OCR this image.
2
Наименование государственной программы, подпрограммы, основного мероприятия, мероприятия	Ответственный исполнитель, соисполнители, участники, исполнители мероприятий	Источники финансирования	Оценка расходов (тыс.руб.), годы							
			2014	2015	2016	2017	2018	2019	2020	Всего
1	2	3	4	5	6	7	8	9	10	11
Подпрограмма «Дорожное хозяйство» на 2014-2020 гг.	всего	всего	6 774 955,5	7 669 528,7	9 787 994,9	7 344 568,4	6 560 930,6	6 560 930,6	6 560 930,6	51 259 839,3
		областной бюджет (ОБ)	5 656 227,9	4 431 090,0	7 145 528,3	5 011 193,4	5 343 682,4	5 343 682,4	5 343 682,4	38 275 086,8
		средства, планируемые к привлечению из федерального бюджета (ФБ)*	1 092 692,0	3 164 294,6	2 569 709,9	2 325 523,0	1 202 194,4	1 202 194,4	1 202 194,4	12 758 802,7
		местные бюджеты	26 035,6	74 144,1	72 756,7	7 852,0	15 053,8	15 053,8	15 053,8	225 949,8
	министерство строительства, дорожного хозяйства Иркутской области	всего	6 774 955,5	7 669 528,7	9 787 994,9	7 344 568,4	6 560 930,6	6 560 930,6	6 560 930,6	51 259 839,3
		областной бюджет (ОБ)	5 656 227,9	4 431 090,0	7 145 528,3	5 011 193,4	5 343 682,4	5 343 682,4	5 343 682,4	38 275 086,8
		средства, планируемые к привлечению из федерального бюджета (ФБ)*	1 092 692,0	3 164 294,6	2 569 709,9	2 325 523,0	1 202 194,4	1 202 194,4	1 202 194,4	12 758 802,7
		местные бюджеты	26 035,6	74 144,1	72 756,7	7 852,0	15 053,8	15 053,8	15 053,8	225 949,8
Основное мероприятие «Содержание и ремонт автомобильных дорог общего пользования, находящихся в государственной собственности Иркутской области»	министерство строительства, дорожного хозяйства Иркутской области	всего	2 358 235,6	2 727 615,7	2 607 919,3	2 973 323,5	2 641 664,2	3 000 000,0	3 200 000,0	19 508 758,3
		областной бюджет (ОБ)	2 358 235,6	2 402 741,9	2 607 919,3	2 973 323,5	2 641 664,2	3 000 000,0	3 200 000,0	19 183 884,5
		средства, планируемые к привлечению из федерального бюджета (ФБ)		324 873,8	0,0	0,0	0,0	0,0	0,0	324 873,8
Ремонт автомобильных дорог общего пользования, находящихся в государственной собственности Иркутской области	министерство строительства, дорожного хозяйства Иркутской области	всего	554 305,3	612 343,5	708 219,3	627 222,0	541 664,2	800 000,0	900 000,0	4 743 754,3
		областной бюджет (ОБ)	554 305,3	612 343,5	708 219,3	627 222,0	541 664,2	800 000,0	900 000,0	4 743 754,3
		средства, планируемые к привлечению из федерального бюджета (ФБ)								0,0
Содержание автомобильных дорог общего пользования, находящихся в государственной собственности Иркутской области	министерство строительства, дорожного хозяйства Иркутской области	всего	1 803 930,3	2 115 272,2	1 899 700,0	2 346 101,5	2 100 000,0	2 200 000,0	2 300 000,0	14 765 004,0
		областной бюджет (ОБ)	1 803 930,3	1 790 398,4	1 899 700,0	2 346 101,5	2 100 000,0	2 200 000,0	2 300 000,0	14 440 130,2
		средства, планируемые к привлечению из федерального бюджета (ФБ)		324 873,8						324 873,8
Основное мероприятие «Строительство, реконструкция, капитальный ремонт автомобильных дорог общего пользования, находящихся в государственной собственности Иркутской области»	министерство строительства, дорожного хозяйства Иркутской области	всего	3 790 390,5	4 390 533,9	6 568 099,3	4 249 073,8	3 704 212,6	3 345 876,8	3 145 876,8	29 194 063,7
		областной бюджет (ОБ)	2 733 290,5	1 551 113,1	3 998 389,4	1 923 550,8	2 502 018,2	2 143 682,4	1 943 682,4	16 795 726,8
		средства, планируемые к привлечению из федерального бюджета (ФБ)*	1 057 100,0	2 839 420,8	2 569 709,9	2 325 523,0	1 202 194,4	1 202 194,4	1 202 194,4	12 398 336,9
#####
● WHAT IS REQUIRED: Transcribe all lines as written.

● SOLUTION:
OCR this image.
2
Наименование государственной программы, подпрограммы, основного мероприятия, мероприятия	Ответственный исполнитель, соисполнители, участники, исполнители мероприятий	Источники финансирования	Оценка расходов (тыс.руб.), годы							
			2014	2015	2016	2017	2018	2019	2020	Всего
1	2	3	4	5	6	7	8	9	10	11
Подпрограмма «Дорожное хозяйство» на 2014-2020 гг.	всего	всего	6 774 955,5	7 669 528,7	9 787 994,9	7 344 568,4	6 560 930,6	6 560 930,6	6 560 930,6	51 259 839,3
		областной бюджет (ОБ)	5 656 227,9	4 431 090,0	7 145 528,3	5 011 193,4	5 343 682,4	5 343 682,4	5 343 682,4	38 275 086,8
		средства, планируемые к привлечению из федерального бюджета (ФБ)*	1 092 692,0	3 164 294,6	2 569 709,9	2 325 523,0	1 202 194,4	1 202 194,4	1 202 194,4	12 758 802,7
		местные бюджеты	26 035,6	74 144,1	72 756,7	7 852,0	15 053,8	15 053,8	15 053,8	225 949,8
	министерство строительства, дорожного хозяйства Иркутской области	всего	6 774 955,5	7 669 528,7	9 787 994,9	7 344 568,4	6 560 930,6	6 560 930,6	6 560 930,6	51 259 839,3
		областной бюджет (ОБ)	5 656 227,9	4 431 090,0	7 145 528,3	5 011 193,4	5 343 682,4	5 343 682,4	5 343 682,4	38 275 086,8
		средства, планируемые к привлечению из федерального бюджета (ФБ)*	1 092 692,0	3 164 294,6	2 569 709,9	2 325 523,0	1 202 194,4	1 202 194,4	1 202 194,4	12 758 802,7
		местные бюджеты	26 035,6	74 144,1	72 756,7	7 852,0	15 053,8	15 053,8	15 053,8	225 949,8
Основное мероприятие «Содержание и ремонт автомобильных дорог общего пользования, находящихся в государственной собственности Иркутской области»	министерство строительства, дорожного хозяйства Иркутской области	всего	2 358 235,6	2 727 615,7	2 607 919,3	2 973 323,5	2 641 664,2	3 000 000,0	3 200 000,0	19 508 758,3
		областной бюджет (ОБ)	2 358 235,6	2 402 741,9	2 607 919,3	2 973 323,5	2 641 664,2	3 000 000,0	3 200 000,0	19 183 884,5
		средства, планируемые к привлечению из федерального бюджета (ФБ)		324 873,8	0,0	0,0	0,0	0,0	0,0	324 873,8
Ремонт автомобильных дорог общего пользования, находящихся в государственной собственности Иркутской области	министерство строительства, дорожного хозяйства Иркутской области	всего	554 305,3	612 343,5	708 219,3	627 222,0	541 664,2	800 000,0	900 000,0	4 743 754,3
		областной бюджет (ОБ)	554 305,3	612 343,5	708 219,3	627 222,0	541 664,2	800 000,0	900 000,0	4 743 754,3
		средства, планируемые к привлечению из федерального бюджета (ФБ)								0,0
Содержание автомобильных дорог общего пользования, находящихся в государственной собственности Иркутской области	министерство строительства, дорожного хозяйства Иркутской области	всего	1 803 930,3	2 115 272,2	1 899 700,0	2 346 101,5	2 100 000,0	2 200 000,0	2 300 000,0	14 765 004,0
		областной бюджет (ОБ)	1 803 930,3	1 790 398,4	1 899 700,0	2 346 101,5	2 100 000,0	2 200 000,0	2 300 000,0	14 440 130,2
		средства, планируемые к привлечению из федерального бюджета (ФБ)		324 873,8						324 873,8
Основное мероприятие «Строительство, реконструкция, капитальный ремонт автомобильных дорог общего пользования, находящихся в государственной собственности Иркутской области»	министерство строительства, дорожного хозяйства Иркутской области	всего	3 790 390,5	4 390 533,9	6 568 099,3	4 249 073,8	3 704 212,6	3 345 876,8	3 145 876,8	29 194 063,7
		областной бюджет (ОБ)	2 733 290,5	1 551 113,1	3 998 389,4	1 923 550,8	2 502 018,2	2 143 682,4	1 943 682,4	16 795 726,8
		средства, планируемые к привлечению из федерального бюджета (ФБ)*	1 057 100,0	2 839 420,8	2 569 709,9	2 325 523,0	1 202 194,4	1 202 194,4	1 202 194,4	12 398 336,9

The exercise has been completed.